● DIRECTIVE
Look through the data below. Show each line where the string "title" occurs.

----

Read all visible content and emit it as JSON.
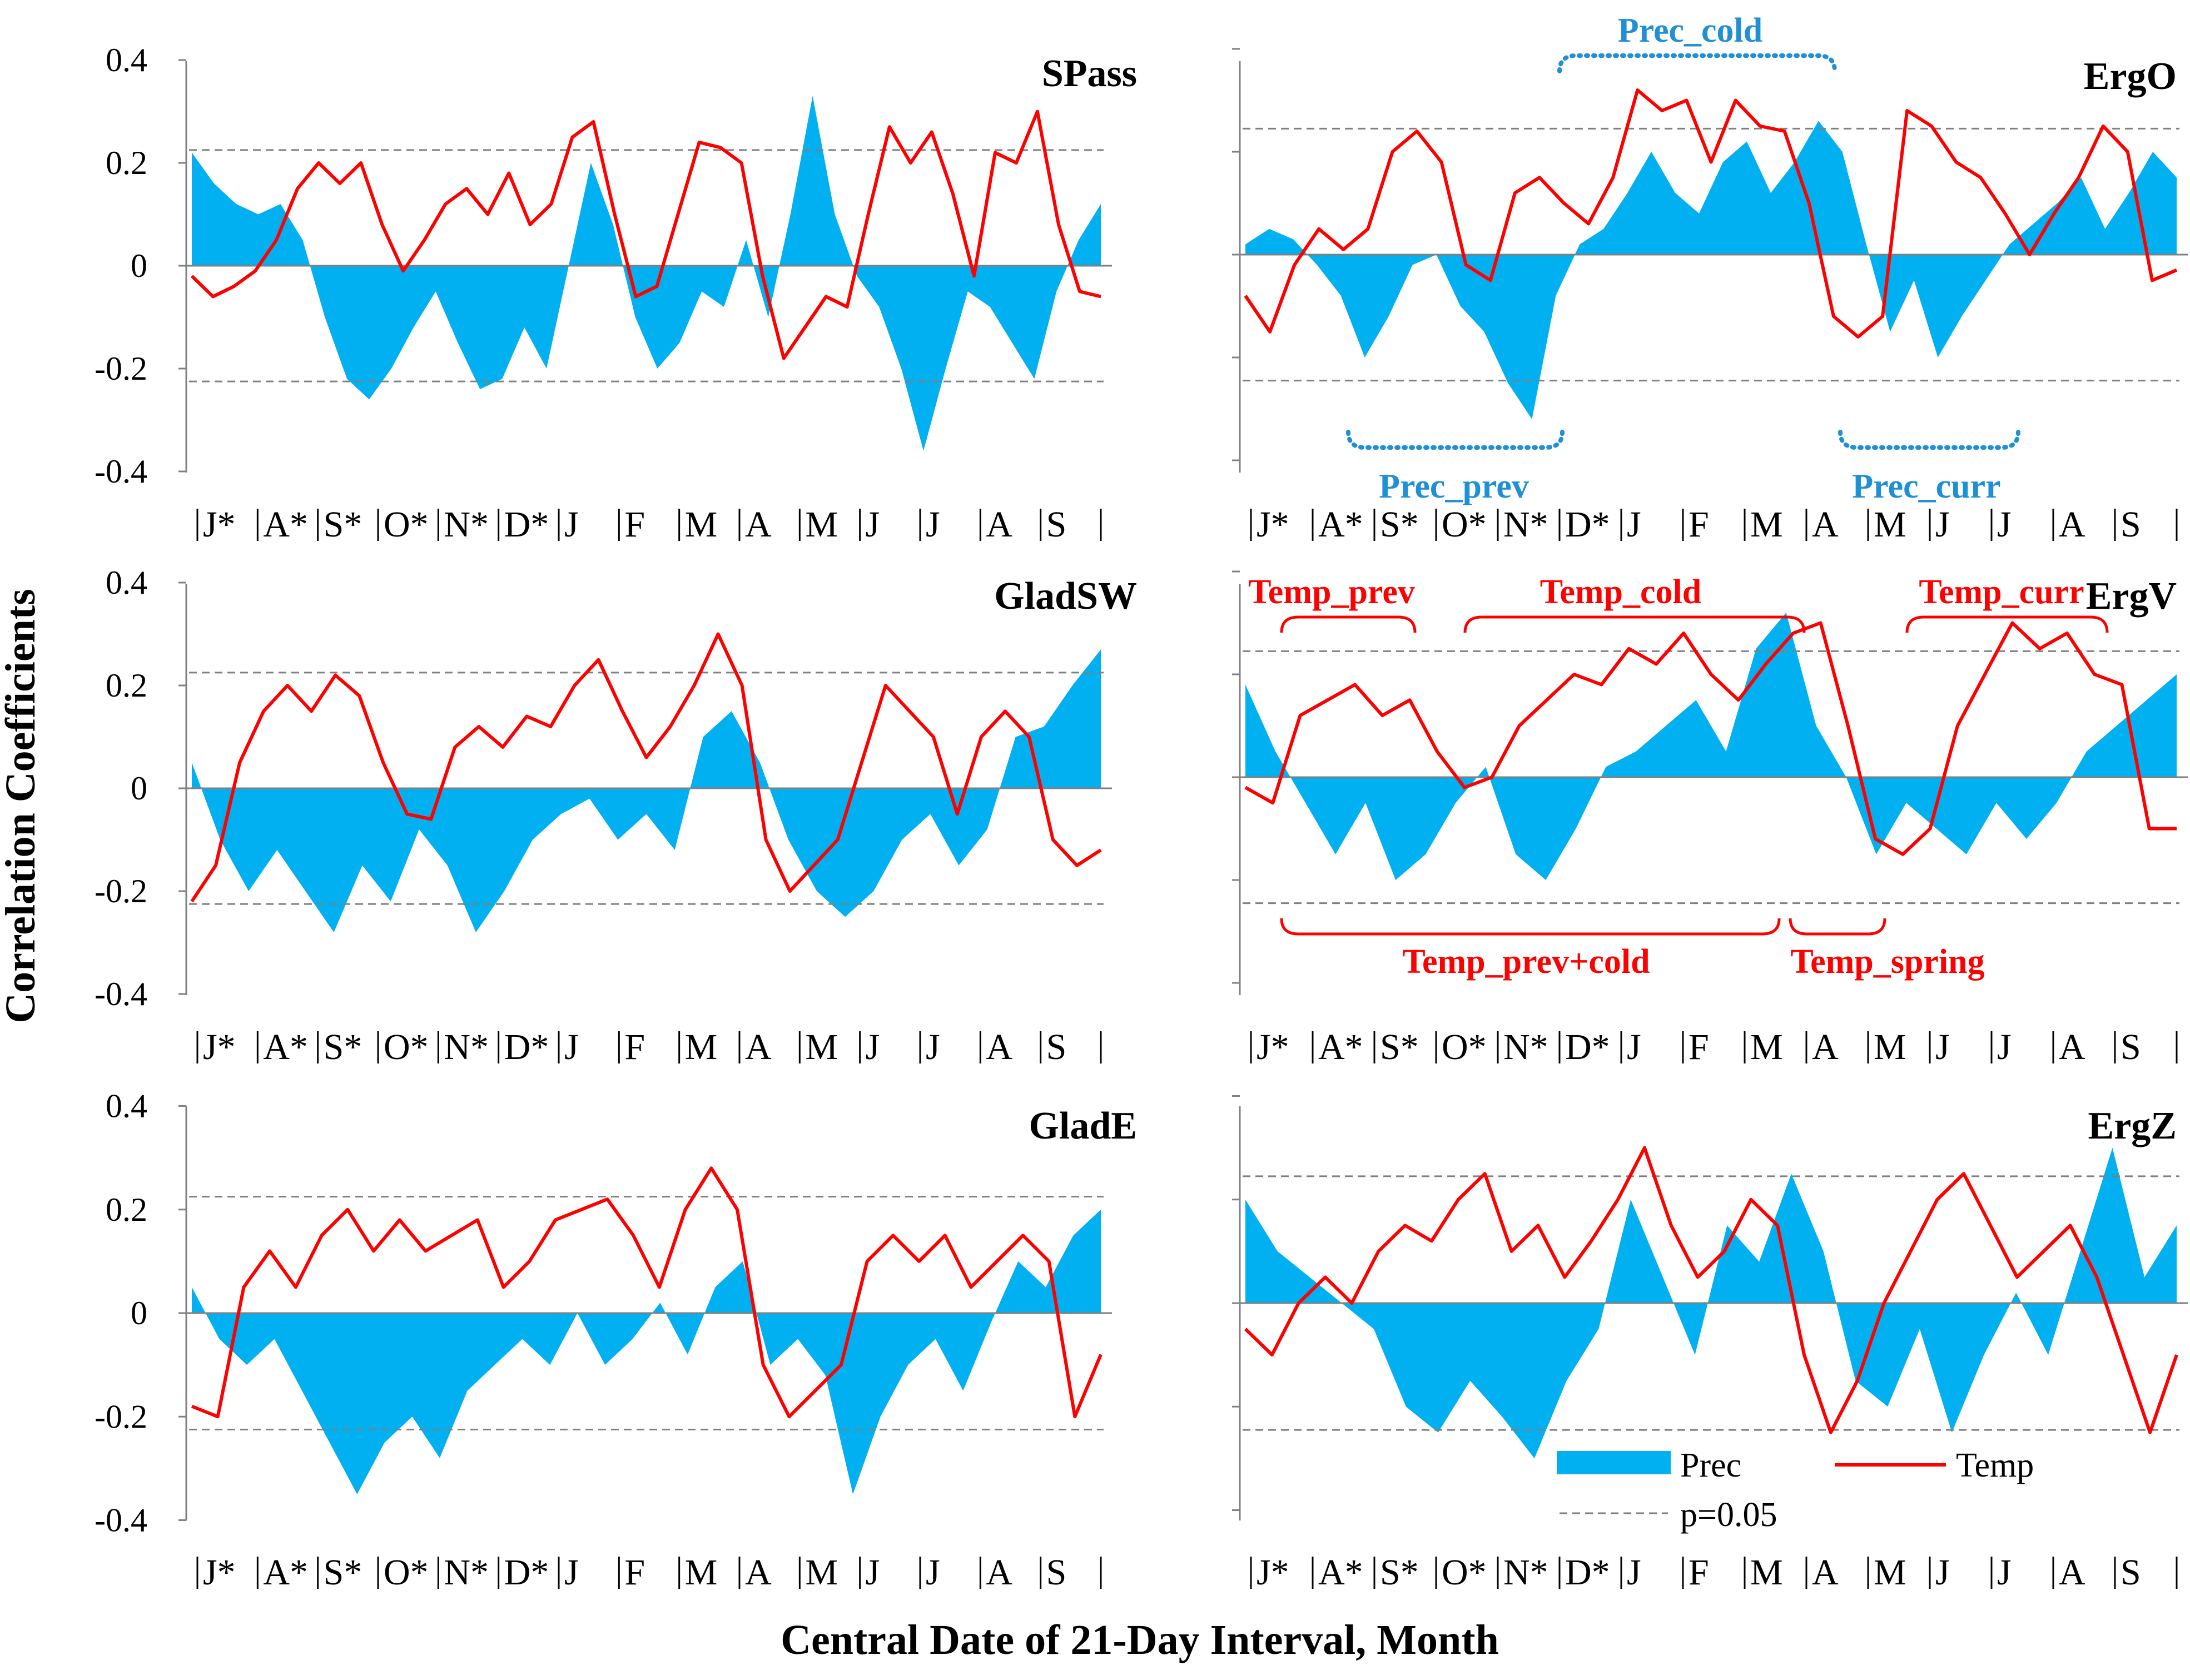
{
  "figure": {
    "ylabel": "Correlation Coefficients",
    "xlabel": "Central Date of 21-Day Interval, Month",
    "colors": {
      "prec": "#00b0f0",
      "temp": "#ff0000",
      "sig": "#808080",
      "annotation_prec": "#1f8fd6",
      "annotation_temp": "#ff0000"
    }
  },
  "legend": {
    "prec": "Prec",
    "temp": "Temp",
    "sig": "p=0.05"
  },
  "chart_data": [
    {
      "type": "area+line",
      "title": "SPass",
      "ylim": [
        -0.4,
        0.4
      ],
      "yticks": [
        "0.4",
        "0.2",
        "0",
        "-0.2",
        "-0.4"
      ],
      "months": [
        "J*",
        "A*",
        "S*",
        "O*",
        "N*",
        "D*",
        "J",
        "F",
        "M",
        "A",
        "M",
        "J",
        "J",
        "A",
        "S"
      ],
      "significance": [
        0.225,
        -0.225
      ],
      "prec": [
        0.22,
        0.16,
        0.12,
        0.1,
        0.12,
        0.05,
        -0.1,
        -0.22,
        -0.26,
        -0.2,
        -0.12,
        -0.05,
        -0.15,
        -0.24,
        -0.22,
        -0.12,
        -0.2,
        0.0,
        0.2,
        0.08,
        -0.1,
        -0.2,
        -0.15,
        -0.05,
        -0.08,
        0.05,
        -0.1,
        0.1,
        0.33,
        0.1,
        -0.02,
        -0.08,
        -0.2,
        -0.36,
        -0.2,
        -0.05,
        -0.08,
        -0.15,
        -0.22,
        -0.05,
        0.05,
        0.12
      ],
      "temp": [
        -0.02,
        -0.06,
        -0.04,
        -0.01,
        0.05,
        0.15,
        0.2,
        0.16,
        0.2,
        0.08,
        -0.01,
        0.05,
        0.12,
        0.15,
        0.1,
        0.18,
        0.08,
        0.12,
        0.25,
        0.28,
        0.1,
        -0.06,
        -0.04,
        0.1,
        0.24,
        0.23,
        0.2,
        -0.02,
        -0.18,
        -0.12,
        -0.06,
        -0.08,
        0.1,
        0.27,
        0.2,
        0.26,
        0.14,
        -0.02,
        0.22,
        0.2,
        0.3,
        0.08,
        -0.05,
        -0.06
      ]
    },
    {
      "type": "area+line",
      "title": "ErgO",
      "ylim": [
        -0.4,
        0.4
      ],
      "yticks": [],
      "months": [
        "J*",
        "A*",
        "S*",
        "O*",
        "N*",
        "D*",
        "J",
        "F",
        "M",
        "A",
        "M",
        "J",
        "J",
        "A",
        "S"
      ],
      "significance": [
        0.245,
        -0.245
      ],
      "annotations": [
        "Prec_cold",
        "Prec_prev",
        "Prec_curr"
      ],
      "prec": [
        0.02,
        0.05,
        0.03,
        -0.02,
        -0.08,
        -0.2,
        -0.12,
        -0.02,
        0.0,
        -0.1,
        -0.15,
        -0.25,
        -0.32,
        -0.08,
        0.02,
        0.05,
        0.12,
        0.2,
        0.12,
        0.08,
        0.18,
        0.22,
        0.12,
        0.18,
        0.26,
        0.2,
        0.02,
        -0.15,
        -0.05,
        -0.2,
        -0.12,
        -0.05,
        0.02,
        0.06,
        0.1,
        0.15,
        0.05,
        0.12,
        0.2,
        0.15
      ],
      "temp": [
        -0.08,
        -0.15,
        -0.02,
        0.05,
        0.01,
        0.05,
        0.2,
        0.24,
        0.18,
        -0.02,
        -0.05,
        0.12,
        0.15,
        0.1,
        0.06,
        0.15,
        0.32,
        0.28,
        0.3,
        0.18,
        0.3,
        0.25,
        0.24,
        0.1,
        -0.12,
        -0.16,
        -0.12,
        0.28,
        0.25,
        0.18,
        0.15,
        0.08,
        0.0,
        0.08,
        0.15,
        0.25,
        0.2,
        -0.05,
        -0.03
      ]
    },
    {
      "type": "area+line",
      "title": "GladSW",
      "ylim": [
        -0.4,
        0.4
      ],
      "yticks": [
        "0.4",
        "0.2",
        "0",
        "-0.2",
        "-0.4"
      ],
      "months": [
        "J*",
        "A*",
        "S*",
        "O*",
        "N*",
        "D*",
        "J",
        "F",
        "M",
        "A",
        "M",
        "J",
        "J",
        "A",
        "S"
      ],
      "significance": [
        0.225,
        -0.225
      ],
      "prec": [
        0.05,
        -0.1,
        -0.2,
        -0.12,
        -0.2,
        -0.28,
        -0.15,
        -0.22,
        -0.08,
        -0.15,
        -0.28,
        -0.2,
        -0.1,
        -0.05,
        -0.02,
        -0.1,
        -0.05,
        -0.12,
        0.1,
        0.15,
        0.05,
        -0.1,
        -0.2,
        -0.25,
        -0.2,
        -0.1,
        -0.05,
        -0.15,
        -0.08,
        0.1,
        0.12,
        0.2,
        0.27
      ],
      "temp": [
        -0.22,
        -0.15,
        0.05,
        0.15,
        0.2,
        0.15,
        0.22,
        0.18,
        0.05,
        -0.05,
        -0.06,
        0.08,
        0.12,
        0.08,
        0.14,
        0.12,
        0.2,
        0.25,
        0.15,
        0.06,
        0.12,
        0.2,
        0.3,
        0.2,
        -0.1,
        -0.2,
        -0.15,
        -0.1,
        0.05,
        0.2,
        0.15,
        0.1,
        -0.05,
        0.1,
        0.15,
        0.1,
        -0.1,
        -0.15,
        -0.12
      ]
    },
    {
      "type": "area+line",
      "title": "ErgV",
      "ylim": [
        -0.4,
        0.4
      ],
      "yticks": [],
      "months": [
        "J*",
        "A*",
        "S*",
        "O*",
        "N*",
        "D*",
        "J",
        "F",
        "M",
        "A",
        "M",
        "J",
        "J",
        "A",
        "S"
      ],
      "significance": [
        0.245,
        -0.245
      ],
      "annotations": [
        "Temp_prev",
        "Temp_cold",
        "Temp_curr",
        "Temp_prev+cold",
        "Temp_spring"
      ],
      "prec": [
        0.18,
        0.05,
        -0.05,
        -0.15,
        -0.05,
        -0.2,
        -0.15,
        -0.05,
        0.02,
        -0.15,
        -0.2,
        -0.1,
        0.02,
        0.05,
        0.1,
        0.15,
        0.05,
        0.25,
        0.32,
        0.1,
        0.0,
        -0.15,
        -0.05,
        -0.1,
        -0.15,
        -0.05,
        -0.12,
        -0.05,
        0.05,
        0.1,
        0.15,
        0.2
      ],
      "temp": [
        -0.02,
        -0.05,
        0.12,
        0.15,
        0.18,
        0.12,
        0.15,
        0.05,
        -0.02,
        0.0,
        0.1,
        0.15,
        0.2,
        0.18,
        0.25,
        0.22,
        0.28,
        0.2,
        0.15,
        0.22,
        0.28,
        0.3,
        0.1,
        -0.12,
        -0.15,
        -0.1,
        0.1,
        0.2,
        0.3,
        0.25,
        0.28,
        0.2,
        0.18,
        -0.1,
        -0.1
      ]
    },
    {
      "type": "area+line",
      "title": "GladE",
      "ylim": [
        -0.4,
        0.4
      ],
      "yticks": [
        "0.4",
        "0.2",
        "0",
        "-0.2",
        "-0.4"
      ],
      "months": [
        "J*",
        "A*",
        "S*",
        "O*",
        "N*",
        "D*",
        "J",
        "F",
        "M",
        "A",
        "M",
        "J",
        "J",
        "A",
        "S"
      ],
      "significance": [
        0.225,
        -0.225
      ],
      "prec": [
        0.05,
        -0.05,
        -0.1,
        -0.05,
        -0.15,
        -0.25,
        -0.35,
        -0.25,
        -0.2,
        -0.28,
        -0.15,
        -0.1,
        -0.05,
        -0.1,
        0.0,
        -0.1,
        -0.05,
        0.02,
        -0.08,
        0.05,
        0.1,
        -0.1,
        -0.05,
        -0.12,
        -0.35,
        -0.2,
        -0.1,
        -0.05,
        -0.15,
        -0.02,
        0.1,
        0.05,
        0.15,
        0.2
      ],
      "temp": [
        -0.18,
        -0.2,
        0.05,
        0.12,
        0.05,
        0.15,
        0.2,
        0.12,
        0.18,
        0.12,
        0.15,
        0.18,
        0.05,
        0.1,
        0.18,
        0.2,
        0.22,
        0.15,
        0.05,
        0.2,
        0.28,
        0.2,
        -0.1,
        -0.2,
        -0.15,
        -0.1,
        0.1,
        0.15,
        0.1,
        0.15,
        0.05,
        0.1,
        0.15,
        0.1,
        -0.2,
        -0.08
      ]
    },
    {
      "type": "area+line",
      "title": "ErgZ",
      "ylim": [
        -0.4,
        0.4
      ],
      "yticks": [],
      "months": [
        "J*",
        "A*",
        "S*",
        "O*",
        "N*",
        "D*",
        "J",
        "F",
        "M",
        "A",
        "M",
        "J",
        "J",
        "A",
        "S"
      ],
      "significance": [
        0.245,
        -0.245
      ],
      "prec": [
        0.2,
        0.1,
        0.05,
        0.0,
        -0.05,
        -0.2,
        -0.25,
        -0.15,
        -0.22,
        -0.3,
        -0.15,
        -0.05,
        0.2,
        0.05,
        -0.1,
        0.15,
        0.08,
        0.25,
        0.1,
        -0.15,
        -0.2,
        -0.05,
        -0.25,
        -0.1,
        0.02,
        -0.1,
        0.1,
        0.3,
        0.05,
        0.15
      ],
      "temp": [
        -0.05,
        -0.1,
        0.0,
        0.05,
        0.0,
        0.1,
        0.15,
        0.12,
        0.2,
        0.25,
        0.1,
        0.15,
        0.05,
        0.12,
        0.2,
        0.3,
        0.15,
        0.05,
        0.1,
        0.2,
        0.15,
        -0.1,
        -0.25,
        -0.15,
        0.0,
        0.1,
        0.2,
        0.25,
        0.15,
        0.05,
        0.1,
        0.15,
        0.05,
        -0.1,
        -0.25,
        -0.1
      ]
    }
  ]
}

----

● SOLVED EXERCISE
      "title": "SPass",
      "title": "ErgO",
      "title": "GladSW",
      "title": "ErgV",
      "title": "GladE",
      "title": "ErgZ",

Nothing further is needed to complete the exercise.